■ REQUIRED WORK: Reproduce every line in the listing that contains the word "Isolation".

■ SUPPLIED RECORDS:
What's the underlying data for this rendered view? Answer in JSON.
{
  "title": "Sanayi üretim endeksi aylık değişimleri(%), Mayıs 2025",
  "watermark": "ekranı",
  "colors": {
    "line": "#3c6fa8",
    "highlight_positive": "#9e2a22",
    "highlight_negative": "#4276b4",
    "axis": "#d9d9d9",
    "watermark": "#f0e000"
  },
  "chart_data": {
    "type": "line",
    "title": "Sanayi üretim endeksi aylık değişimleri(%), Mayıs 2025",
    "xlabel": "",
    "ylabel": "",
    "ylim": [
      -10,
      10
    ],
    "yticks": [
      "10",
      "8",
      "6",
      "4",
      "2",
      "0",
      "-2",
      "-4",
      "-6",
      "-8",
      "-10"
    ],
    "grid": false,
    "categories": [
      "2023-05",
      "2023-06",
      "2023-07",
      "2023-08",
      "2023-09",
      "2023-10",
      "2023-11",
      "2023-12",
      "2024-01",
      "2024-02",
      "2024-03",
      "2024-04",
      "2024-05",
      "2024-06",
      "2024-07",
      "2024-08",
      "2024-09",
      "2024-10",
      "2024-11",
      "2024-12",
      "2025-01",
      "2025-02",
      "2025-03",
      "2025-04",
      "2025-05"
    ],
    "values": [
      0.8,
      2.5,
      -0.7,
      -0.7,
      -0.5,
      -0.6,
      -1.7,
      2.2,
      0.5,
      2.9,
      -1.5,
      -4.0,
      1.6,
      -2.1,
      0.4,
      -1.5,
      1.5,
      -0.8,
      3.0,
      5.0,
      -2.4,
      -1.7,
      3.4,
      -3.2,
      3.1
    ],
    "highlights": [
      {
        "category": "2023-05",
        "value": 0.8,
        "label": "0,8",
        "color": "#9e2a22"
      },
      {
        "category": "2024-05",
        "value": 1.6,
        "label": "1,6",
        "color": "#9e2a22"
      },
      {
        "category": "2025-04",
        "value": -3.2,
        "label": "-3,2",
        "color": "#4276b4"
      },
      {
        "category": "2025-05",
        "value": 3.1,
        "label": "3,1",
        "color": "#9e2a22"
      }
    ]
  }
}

--

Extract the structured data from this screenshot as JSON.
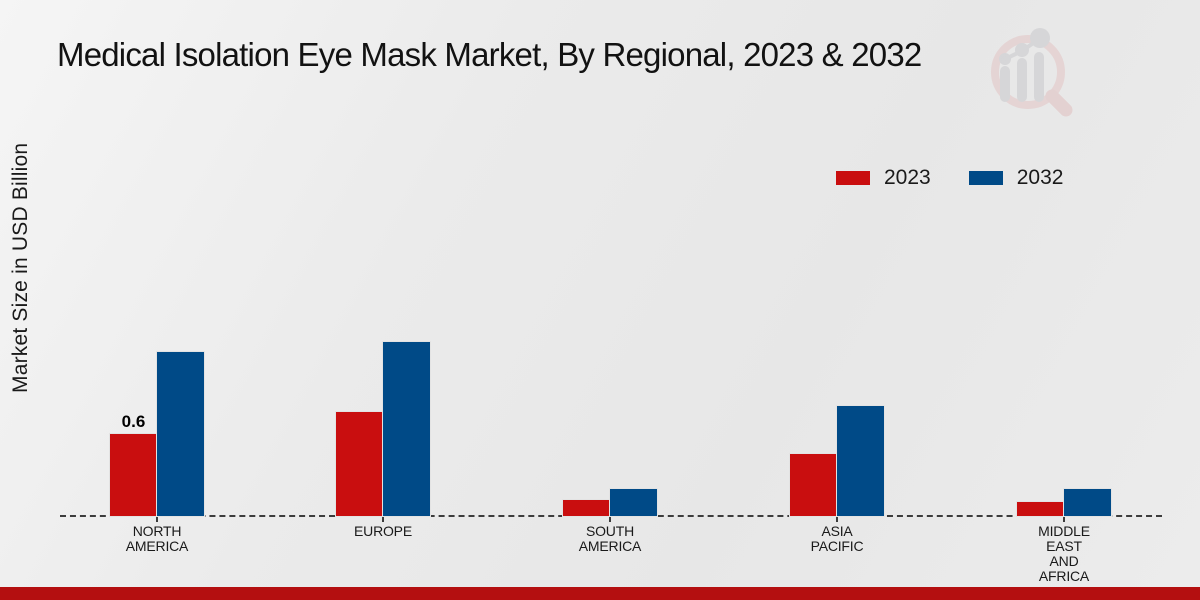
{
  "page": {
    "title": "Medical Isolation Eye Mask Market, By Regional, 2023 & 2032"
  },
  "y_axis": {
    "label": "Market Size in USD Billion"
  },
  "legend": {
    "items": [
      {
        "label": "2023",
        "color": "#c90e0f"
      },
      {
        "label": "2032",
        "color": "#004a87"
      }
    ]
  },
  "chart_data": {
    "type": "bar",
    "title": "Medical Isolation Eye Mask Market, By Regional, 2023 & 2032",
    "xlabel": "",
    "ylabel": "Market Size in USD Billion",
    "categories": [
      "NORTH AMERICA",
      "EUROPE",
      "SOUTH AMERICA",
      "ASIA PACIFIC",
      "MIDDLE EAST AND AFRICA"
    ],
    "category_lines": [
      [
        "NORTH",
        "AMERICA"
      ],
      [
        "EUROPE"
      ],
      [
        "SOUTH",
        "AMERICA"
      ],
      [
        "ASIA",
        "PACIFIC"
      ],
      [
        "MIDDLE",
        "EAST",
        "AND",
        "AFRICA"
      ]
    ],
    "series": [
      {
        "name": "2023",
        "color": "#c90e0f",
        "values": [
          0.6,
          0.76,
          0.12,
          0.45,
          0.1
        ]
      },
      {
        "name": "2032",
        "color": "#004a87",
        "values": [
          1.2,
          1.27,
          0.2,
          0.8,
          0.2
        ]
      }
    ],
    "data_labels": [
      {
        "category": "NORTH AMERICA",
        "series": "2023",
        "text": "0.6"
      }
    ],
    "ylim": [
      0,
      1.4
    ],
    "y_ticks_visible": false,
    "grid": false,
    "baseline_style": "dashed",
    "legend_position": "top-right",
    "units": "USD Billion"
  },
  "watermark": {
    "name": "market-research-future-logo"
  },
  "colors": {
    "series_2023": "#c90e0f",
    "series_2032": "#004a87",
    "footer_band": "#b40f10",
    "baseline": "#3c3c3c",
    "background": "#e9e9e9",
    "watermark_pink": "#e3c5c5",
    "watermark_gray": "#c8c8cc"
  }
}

■ CORRECT OUTPUT:
    "title": "Medical Isolation Eye Mask Market, By Regional, 2023 & 2032"
    "title": "Medical Isolation Eye Mask Market, By Regional, 2023 & 2032",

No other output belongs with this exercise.